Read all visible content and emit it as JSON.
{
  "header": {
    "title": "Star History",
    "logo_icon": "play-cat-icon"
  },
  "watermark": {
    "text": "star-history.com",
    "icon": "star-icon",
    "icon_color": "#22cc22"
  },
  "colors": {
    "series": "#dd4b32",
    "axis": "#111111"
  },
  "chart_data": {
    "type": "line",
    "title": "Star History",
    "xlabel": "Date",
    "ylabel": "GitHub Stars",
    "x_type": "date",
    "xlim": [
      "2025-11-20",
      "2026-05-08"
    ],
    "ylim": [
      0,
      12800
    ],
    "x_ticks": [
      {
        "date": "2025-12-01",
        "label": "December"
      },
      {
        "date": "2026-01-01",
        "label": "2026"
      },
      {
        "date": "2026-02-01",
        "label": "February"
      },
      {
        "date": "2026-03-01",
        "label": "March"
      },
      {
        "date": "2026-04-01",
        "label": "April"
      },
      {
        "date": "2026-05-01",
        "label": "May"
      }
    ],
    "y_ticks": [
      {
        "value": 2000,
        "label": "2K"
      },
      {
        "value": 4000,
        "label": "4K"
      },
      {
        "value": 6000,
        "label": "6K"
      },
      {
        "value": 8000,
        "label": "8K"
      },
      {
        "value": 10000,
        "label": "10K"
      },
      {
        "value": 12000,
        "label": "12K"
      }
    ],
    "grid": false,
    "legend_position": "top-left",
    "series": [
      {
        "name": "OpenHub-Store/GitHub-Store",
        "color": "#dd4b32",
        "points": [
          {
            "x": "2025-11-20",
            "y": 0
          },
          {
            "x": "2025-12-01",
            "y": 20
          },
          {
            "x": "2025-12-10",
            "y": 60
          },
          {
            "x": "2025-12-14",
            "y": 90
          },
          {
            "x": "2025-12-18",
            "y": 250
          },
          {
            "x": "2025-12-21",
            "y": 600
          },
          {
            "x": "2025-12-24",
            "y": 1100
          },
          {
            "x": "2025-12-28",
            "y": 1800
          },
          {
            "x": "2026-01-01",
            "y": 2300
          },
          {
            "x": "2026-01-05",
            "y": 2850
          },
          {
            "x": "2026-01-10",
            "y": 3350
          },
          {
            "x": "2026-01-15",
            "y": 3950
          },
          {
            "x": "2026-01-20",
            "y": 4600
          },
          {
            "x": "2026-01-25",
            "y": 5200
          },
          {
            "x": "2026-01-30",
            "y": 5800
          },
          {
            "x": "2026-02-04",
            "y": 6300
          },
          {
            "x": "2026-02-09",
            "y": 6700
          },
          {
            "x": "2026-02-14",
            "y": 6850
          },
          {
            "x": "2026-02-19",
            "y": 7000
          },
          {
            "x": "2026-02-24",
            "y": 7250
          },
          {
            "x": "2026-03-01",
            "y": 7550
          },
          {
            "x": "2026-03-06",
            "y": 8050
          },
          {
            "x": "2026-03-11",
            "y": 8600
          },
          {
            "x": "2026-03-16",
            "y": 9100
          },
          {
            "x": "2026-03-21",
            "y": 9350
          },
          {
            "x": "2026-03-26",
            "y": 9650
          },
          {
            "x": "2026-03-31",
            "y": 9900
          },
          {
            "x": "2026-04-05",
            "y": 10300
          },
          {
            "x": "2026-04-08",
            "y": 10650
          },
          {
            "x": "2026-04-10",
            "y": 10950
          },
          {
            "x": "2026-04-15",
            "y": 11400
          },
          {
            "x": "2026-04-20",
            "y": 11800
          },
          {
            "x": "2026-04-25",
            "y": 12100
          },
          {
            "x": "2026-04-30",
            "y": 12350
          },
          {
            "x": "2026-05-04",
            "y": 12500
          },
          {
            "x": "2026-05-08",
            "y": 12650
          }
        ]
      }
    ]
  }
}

**Work required:** Output the data above exactly, please, line for line.

**Output for this exercise:**
Read all visible content and emit it as JSON.
{
  "header": {
    "title": "Star History",
    "logo_icon": "play-cat-icon"
  },
  "watermark": {
    "text": "star-history.com",
    "icon": "star-icon",
    "icon_color": "#22cc22"
  },
  "colors": {
    "series": "#dd4b32",
    "axis": "#111111"
  },
  "chart_data": {
    "type": "line",
    "title": "Star History",
    "xlabel": "Date",
    "ylabel": "GitHub Stars",
    "x_type": "date",
    "xlim": [
      "2025-11-20",
      "2026-05-08"
    ],
    "ylim": [
      0,
      12800
    ],
    "x_ticks": [
      {
        "date": "2025-12-01",
        "label": "December"
      },
      {
        "date": "2026-01-01",
        "label": "2026"
      },
      {
        "date": "2026-02-01",
        "label": "February"
      },
      {
        "date": "2026-03-01",
        "label": "March"
      },
      {
        "date": "2026-04-01",
        "label": "April"
      },
      {
        "date": "2026-05-01",
        "label": "May"
      }
    ],
    "y_ticks": [
      {
        "value": 2000,
        "label": "2K"
      },
      {
        "value": 4000,
        "label": "4K"
      },
      {
        "value": 6000,
        "label": "6K"
      },
      {
        "value": 8000,
        "label": "8K"
      },
      {
        "value": 10000,
        "label": "10K"
      },
      {
        "value": 12000,
        "label": "12K"
      }
    ],
    "grid": false,
    "legend_position": "top-left",
    "series": [
      {
        "name": "OpenHub-Store/GitHub-Store",
        "color": "#dd4b32",
        "points": [
          {
            "x": "2025-11-20",
            "y": 0
          },
          {
            "x": "2025-12-01",
            "y": 20
          },
          {
            "x": "2025-12-10",
            "y": 60
          },
          {
            "x": "2025-12-14",
            "y": 90
          },
          {
            "x": "2025-12-18",
            "y": 250
          },
          {
            "x": "2025-12-21",
            "y": 600
          },
          {
            "x": "2025-12-24",
            "y": 1100
          },
          {
            "x": "2025-12-28",
            "y": 1800
          },
          {
            "x": "2026-01-01",
            "y": 2300
          },
          {
            "x": "2026-01-05",
            "y": 2850
          },
          {
            "x": "2026-01-10",
            "y": 3350
          },
          {
            "x": "2026-01-15",
            "y": 3950
          },
          {
            "x": "2026-01-20",
            "y": 4600
          },
          {
            "x": "2026-01-25",
            "y": 5200
          },
          {
            "x": "2026-01-30",
            "y": 5800
          },
          {
            "x": "2026-02-04",
            "y": 6300
          },
          {
            "x": "2026-02-09",
            "y": 6700
          },
          {
            "x": "2026-02-14",
            "y": 6850
          },
          {
            "x": "2026-02-19",
            "y": 7000
          },
          {
            "x": "2026-02-24",
            "y": 7250
          },
          {
            "x": "2026-03-01",
            "y": 7550
          },
          {
            "x": "2026-03-06",
            "y": 8050
          },
          {
            "x": "2026-03-11",
            "y": 8600
          },
          {
            "x": "2026-03-16",
            "y": 9100
          },
          {
            "x": "2026-03-21",
            "y": 9350
          },
          {
            "x": "2026-03-26",
            "y": 9650
          },
          {
            "x": "2026-03-31",
            "y": 9900
          },
          {
            "x": "2026-04-05",
            "y": 10300
          },
          {
            "x": "2026-04-08",
            "y": 10650
          },
          {
            "x": "2026-04-10",
            "y": 10950
          },
          {
            "x": "2026-04-15",
            "y": 11400
          },
          {
            "x": "2026-04-20",
            "y": 11800
          },
          {
            "x": "2026-04-25",
            "y": 12100
          },
          {
            "x": "2026-04-30",
            "y": 12350
          },
          {
            "x": "2026-05-04",
            "y": 12500
          },
          {
            "x": "2026-05-08",
            "y": 12650
          }
        ]
      }
    ]
  }
}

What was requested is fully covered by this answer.